PROBLEM DETAILS
Each line of the material must be returned exactly.
======== AVAILABLE DATA
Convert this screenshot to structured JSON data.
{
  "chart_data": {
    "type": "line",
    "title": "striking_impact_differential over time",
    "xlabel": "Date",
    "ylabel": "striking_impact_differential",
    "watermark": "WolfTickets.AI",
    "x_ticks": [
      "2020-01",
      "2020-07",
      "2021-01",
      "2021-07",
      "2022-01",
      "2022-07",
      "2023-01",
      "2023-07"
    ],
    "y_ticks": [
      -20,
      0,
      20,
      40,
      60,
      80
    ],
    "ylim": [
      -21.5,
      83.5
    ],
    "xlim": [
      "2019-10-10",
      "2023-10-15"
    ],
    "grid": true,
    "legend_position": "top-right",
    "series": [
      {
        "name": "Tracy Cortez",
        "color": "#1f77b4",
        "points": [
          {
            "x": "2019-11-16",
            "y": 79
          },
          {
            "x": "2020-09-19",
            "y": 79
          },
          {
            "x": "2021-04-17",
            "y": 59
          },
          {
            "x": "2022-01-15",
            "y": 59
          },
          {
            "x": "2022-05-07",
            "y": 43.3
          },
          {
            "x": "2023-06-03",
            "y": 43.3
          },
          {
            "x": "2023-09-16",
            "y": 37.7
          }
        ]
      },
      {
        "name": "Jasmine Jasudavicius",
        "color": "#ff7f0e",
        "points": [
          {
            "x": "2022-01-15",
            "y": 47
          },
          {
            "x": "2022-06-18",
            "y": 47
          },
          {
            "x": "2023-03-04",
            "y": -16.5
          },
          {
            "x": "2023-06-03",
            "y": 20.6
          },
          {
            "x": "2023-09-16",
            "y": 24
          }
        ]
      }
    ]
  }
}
================
TASK OUTPUT
Convert this screenshot to structured JSON data.
{
  "chart_data": {
    "type": "line",
    "title": "striking_impact_differential over time",
    "xlabel": "Date",
    "ylabel": "striking_impact_differential",
    "watermark": "WolfTickets.AI",
    "x_ticks": [
      "2020-01",
      "2020-07",
      "2021-01",
      "2021-07",
      "2022-01",
      "2022-07",
      "2023-01",
      "2023-07"
    ],
    "y_ticks": [
      -20,
      0,
      20,
      40,
      60,
      80
    ],
    "ylim": [
      -21.5,
      83.5
    ],
    "xlim": [
      "2019-10-10",
      "2023-10-15"
    ],
    "grid": true,
    "legend_position": "top-right",
    "series": [
      {
        "name": "Tracy Cortez",
        "color": "#1f77b4",
        "points": [
          {
            "x": "2019-11-16",
            "y": 79
          },
          {
            "x": "2020-09-19",
            "y": 79
          },
          {
            "x": "2021-04-17",
            "y": 59
          },
          {
            "x": "2022-01-15",
            "y": 59
          },
          {
            "x": "2022-05-07",
            "y": 43.3
          },
          {
            "x": "2023-06-03",
            "y": 43.3
          },
          {
            "x": "2023-09-16",
            "y": 37.7
          }
        ]
      },
      {
        "name": "Jasmine Jasudavicius",
        "color": "#ff7f0e",
        "points": [
          {
            "x": "2022-01-15",
            "y": 47
          },
          {
            "x": "2022-06-18",
            "y": 47
          },
          {
            "x": "2023-03-04",
            "y": -16.5
          },
          {
            "x": "2023-06-03",
            "y": 20.6
          },
          {
            "x": "2023-09-16",
            "y": 24
          }
        ]
      }
    ]
  }
}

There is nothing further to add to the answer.